**What you are asked to do**
Pictures aside, write out every record exactly as it appears.

**Supplied records**
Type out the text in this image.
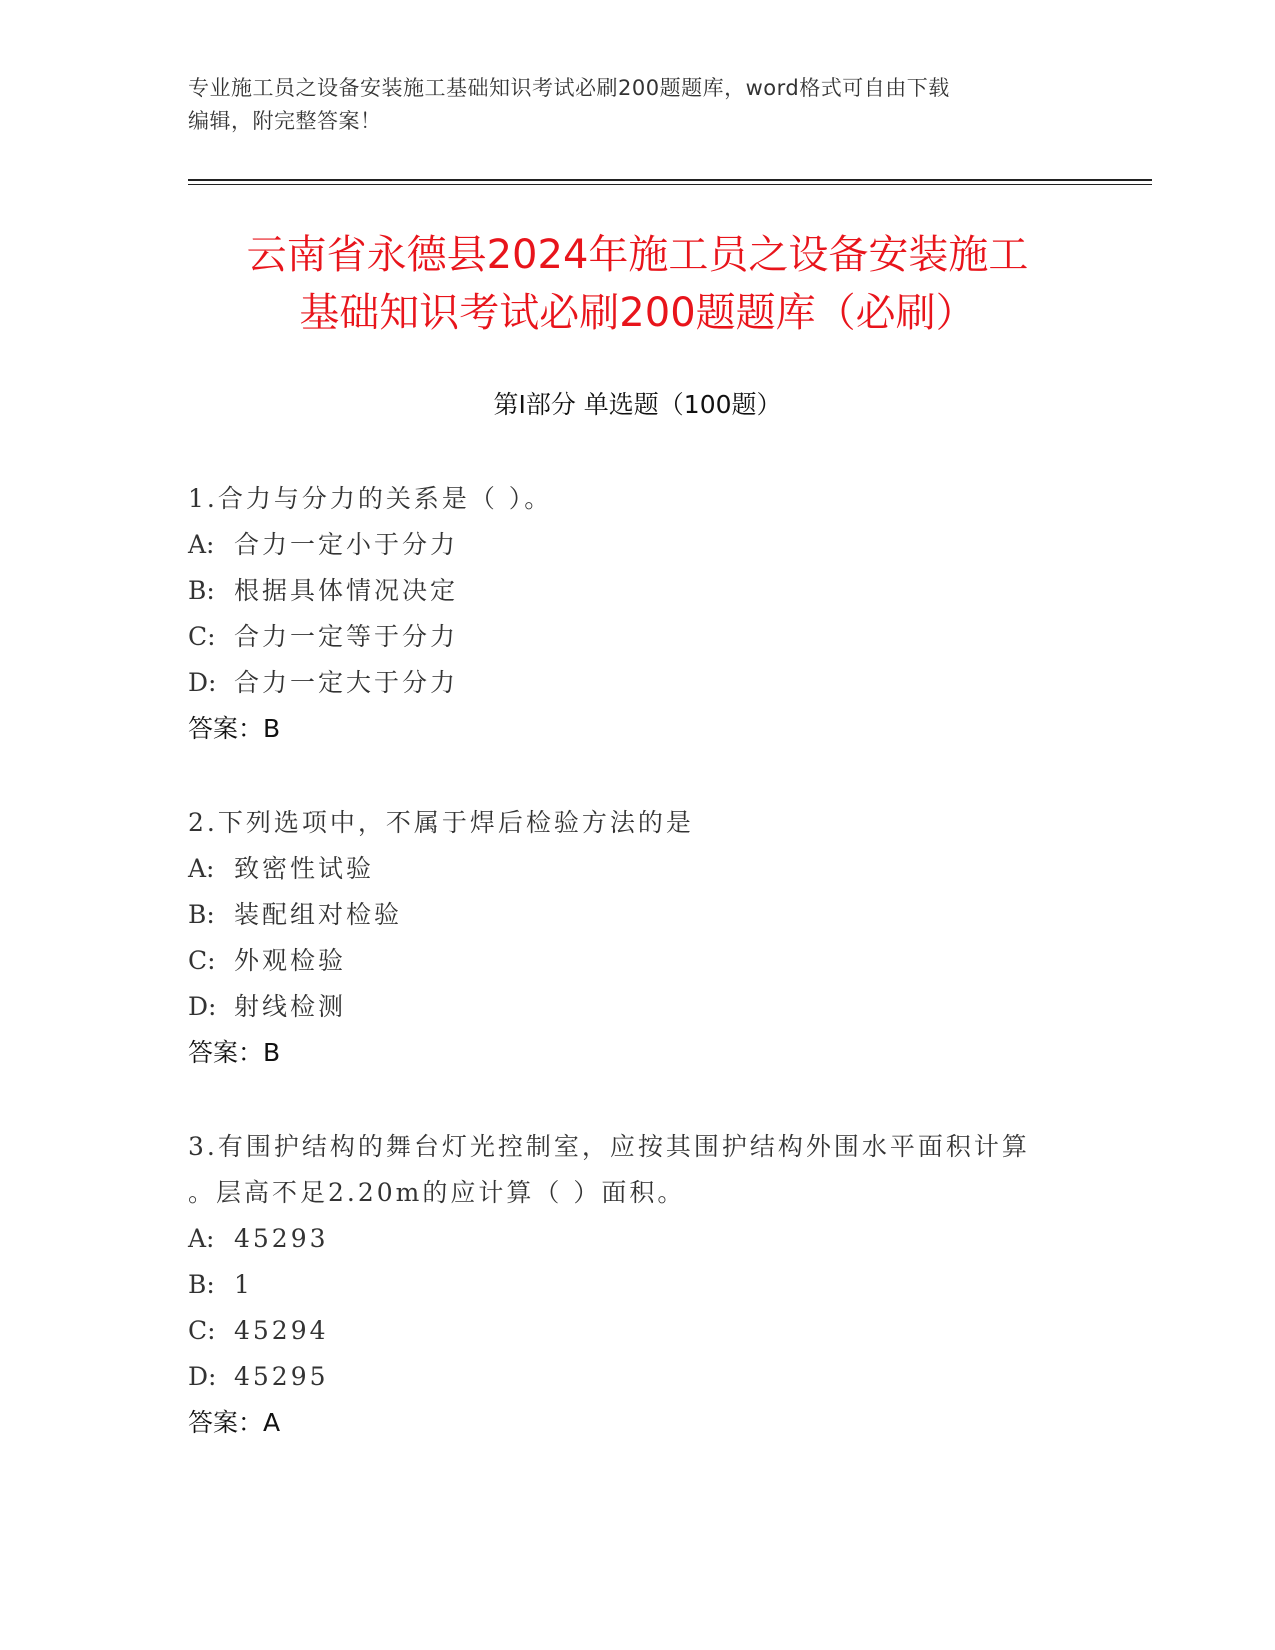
专业施工员之设备安装施工基础知识考试必刷200题题库，word格式可自由下载
编辑，附完整答案！
云南省永德县2024年施工员之设备安装施工
基础知识考试必刷200题题库（必刷）
第Ⅰ部分 单选题（100题）
1.合力与分力的关系是（ ）。
A: 合力一定小于分力
B: 根据具体情况决定
C: 合力一定等于分力
D: 合力一定大于分力
答案：B
2.下列选项中，不属于焊后检验方法的是
A: 致密性试验
B: 装配组对检验
C: 外观检验
D: 射线检测
答案：B
3.有围护结构的舞台灯光控制室，应按其围护结构外围水平面积计算
。层高不足2.20m的应计算（ ）面积。
A: 45293
B: 1
C: 45294
D: 45295
答案：A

**Exercise result**
Type out the text in this image.
专业施工员之设备安装施工基础知识考试必刷200题题库，word格式可自由下载
编辑，附完整答案！
云南省永德县2024年施工员之设备安装施工
基础知识考试必刷200题题库（必刷）
第Ⅰ部分 单选题（100题）
1.合力与分力的关系是（ ）。
A: 合力一定小于分力
B: 根据具体情况决定
C: 合力一定等于分力
D: 合力一定大于分力
答案：B
2.下列选项中，不属于焊后检验方法的是
A: 致密性试验
B: 装配组对检验
C: 外观检验
D: 射线检测
答案：B
3.有围护结构的舞台灯光控制室，应按其围护结构外围水平面积计算
。层高不足2.20m的应计算（ ）面积。
A: 45293
B: 1
C: 45294
D: 45295
答案：A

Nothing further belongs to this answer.